• [What is required] Output solely the number of lines containing the string "flag".

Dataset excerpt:

- - - - - - -

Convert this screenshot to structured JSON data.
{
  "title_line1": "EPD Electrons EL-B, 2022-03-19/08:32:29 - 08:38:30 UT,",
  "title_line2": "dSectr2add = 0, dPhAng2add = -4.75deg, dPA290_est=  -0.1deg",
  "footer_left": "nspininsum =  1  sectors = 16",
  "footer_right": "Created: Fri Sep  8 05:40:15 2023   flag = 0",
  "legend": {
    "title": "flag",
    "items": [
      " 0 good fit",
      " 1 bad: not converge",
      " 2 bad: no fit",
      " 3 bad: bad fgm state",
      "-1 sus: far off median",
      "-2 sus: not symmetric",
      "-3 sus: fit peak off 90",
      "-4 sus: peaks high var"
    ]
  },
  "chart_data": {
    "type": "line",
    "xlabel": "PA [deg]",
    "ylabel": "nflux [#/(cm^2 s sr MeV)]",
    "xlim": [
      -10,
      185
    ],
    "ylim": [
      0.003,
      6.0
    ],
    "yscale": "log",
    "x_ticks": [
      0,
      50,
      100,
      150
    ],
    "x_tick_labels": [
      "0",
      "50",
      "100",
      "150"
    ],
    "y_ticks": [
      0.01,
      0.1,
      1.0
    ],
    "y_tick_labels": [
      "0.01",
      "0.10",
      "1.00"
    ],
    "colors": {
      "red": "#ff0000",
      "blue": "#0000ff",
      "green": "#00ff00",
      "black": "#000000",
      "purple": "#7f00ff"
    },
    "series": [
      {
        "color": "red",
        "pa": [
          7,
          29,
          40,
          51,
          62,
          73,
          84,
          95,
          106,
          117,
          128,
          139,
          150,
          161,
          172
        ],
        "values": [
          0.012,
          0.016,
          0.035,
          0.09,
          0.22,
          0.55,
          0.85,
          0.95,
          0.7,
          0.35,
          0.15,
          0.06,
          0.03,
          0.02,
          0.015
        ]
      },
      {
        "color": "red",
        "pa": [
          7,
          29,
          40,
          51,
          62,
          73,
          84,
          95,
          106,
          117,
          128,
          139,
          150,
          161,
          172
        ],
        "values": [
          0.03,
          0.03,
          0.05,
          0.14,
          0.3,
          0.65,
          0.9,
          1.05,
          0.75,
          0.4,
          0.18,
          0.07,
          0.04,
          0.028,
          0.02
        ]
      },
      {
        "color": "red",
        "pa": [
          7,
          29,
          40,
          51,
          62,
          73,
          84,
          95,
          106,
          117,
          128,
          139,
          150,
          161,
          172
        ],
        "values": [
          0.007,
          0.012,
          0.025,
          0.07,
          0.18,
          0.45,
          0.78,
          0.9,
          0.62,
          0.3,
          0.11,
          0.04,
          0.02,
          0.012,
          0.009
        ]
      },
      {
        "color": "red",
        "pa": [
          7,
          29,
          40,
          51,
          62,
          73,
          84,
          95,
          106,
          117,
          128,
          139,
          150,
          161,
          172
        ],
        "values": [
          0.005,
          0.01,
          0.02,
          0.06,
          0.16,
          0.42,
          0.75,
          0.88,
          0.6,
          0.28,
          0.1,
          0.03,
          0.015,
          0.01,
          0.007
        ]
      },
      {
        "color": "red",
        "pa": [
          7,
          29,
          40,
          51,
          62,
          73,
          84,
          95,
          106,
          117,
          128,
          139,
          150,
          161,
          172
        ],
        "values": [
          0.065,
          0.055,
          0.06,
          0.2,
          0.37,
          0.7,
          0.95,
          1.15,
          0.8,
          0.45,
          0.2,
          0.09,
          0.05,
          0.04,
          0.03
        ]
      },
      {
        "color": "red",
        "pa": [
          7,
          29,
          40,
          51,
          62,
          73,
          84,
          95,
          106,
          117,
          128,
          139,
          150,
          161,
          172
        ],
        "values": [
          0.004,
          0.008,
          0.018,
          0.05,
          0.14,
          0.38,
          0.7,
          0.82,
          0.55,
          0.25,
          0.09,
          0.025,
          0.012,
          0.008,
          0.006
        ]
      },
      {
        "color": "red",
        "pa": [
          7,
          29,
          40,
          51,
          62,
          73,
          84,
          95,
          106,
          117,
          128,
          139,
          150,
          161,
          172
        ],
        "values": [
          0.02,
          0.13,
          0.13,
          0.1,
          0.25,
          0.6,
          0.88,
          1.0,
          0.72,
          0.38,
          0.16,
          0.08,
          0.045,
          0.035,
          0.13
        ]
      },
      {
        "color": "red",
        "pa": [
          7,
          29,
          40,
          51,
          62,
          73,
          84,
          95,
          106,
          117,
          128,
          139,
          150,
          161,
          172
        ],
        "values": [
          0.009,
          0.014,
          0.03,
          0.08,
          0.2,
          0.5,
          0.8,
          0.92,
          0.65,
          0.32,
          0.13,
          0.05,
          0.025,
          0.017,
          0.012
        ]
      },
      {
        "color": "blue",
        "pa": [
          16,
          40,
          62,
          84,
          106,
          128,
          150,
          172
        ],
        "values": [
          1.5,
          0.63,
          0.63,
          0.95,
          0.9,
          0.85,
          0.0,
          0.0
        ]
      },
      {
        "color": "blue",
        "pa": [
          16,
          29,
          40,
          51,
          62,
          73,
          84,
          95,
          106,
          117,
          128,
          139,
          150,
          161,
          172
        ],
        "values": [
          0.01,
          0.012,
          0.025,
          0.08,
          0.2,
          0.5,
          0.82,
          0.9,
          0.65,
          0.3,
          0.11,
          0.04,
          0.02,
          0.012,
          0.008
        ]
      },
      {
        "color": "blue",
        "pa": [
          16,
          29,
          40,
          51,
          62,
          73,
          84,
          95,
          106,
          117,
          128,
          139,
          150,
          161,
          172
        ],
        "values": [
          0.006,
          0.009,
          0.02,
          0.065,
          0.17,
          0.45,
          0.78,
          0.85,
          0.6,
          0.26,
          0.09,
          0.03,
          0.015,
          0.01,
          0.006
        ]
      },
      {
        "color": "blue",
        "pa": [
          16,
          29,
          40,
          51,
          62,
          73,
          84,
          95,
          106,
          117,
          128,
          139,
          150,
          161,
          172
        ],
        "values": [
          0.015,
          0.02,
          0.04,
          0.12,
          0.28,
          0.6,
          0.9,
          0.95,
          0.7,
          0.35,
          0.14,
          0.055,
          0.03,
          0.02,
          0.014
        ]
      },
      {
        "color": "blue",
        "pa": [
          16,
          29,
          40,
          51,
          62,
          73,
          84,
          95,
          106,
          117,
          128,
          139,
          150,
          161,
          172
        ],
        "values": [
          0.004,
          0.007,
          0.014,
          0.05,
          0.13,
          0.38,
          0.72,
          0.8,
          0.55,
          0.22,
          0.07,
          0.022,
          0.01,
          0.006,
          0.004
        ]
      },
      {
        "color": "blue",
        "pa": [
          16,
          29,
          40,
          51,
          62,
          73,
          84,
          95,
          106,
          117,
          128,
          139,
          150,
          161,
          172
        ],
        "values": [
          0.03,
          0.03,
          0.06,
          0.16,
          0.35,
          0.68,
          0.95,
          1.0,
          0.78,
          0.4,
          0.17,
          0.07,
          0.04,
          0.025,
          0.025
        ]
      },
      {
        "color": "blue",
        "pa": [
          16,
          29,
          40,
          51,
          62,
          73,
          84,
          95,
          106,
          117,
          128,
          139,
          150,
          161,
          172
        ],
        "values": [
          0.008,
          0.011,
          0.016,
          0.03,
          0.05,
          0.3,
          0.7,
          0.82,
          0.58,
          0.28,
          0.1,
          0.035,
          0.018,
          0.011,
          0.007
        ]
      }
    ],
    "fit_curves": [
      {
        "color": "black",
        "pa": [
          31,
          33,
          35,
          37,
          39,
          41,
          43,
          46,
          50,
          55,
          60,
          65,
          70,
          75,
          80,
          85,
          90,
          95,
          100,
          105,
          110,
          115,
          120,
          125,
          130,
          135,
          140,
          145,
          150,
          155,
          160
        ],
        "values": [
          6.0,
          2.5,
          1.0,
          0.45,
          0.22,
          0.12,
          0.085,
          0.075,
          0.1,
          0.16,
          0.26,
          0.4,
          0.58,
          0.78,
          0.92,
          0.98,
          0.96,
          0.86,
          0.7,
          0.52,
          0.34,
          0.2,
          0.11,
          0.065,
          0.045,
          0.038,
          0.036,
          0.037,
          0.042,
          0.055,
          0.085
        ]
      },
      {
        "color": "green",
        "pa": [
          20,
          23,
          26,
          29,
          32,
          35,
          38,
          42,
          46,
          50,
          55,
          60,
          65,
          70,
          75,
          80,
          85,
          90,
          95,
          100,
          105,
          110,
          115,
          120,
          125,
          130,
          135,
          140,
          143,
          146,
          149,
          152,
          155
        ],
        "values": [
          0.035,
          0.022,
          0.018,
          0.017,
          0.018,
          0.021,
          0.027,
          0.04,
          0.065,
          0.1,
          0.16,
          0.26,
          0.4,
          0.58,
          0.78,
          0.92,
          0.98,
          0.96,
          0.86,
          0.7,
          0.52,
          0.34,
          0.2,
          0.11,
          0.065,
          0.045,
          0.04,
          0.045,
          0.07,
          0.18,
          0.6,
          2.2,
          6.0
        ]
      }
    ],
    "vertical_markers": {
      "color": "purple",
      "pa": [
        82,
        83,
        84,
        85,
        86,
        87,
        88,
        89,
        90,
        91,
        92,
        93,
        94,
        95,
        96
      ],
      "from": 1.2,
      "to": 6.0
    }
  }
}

- - - - - - -

• [Written answer] 2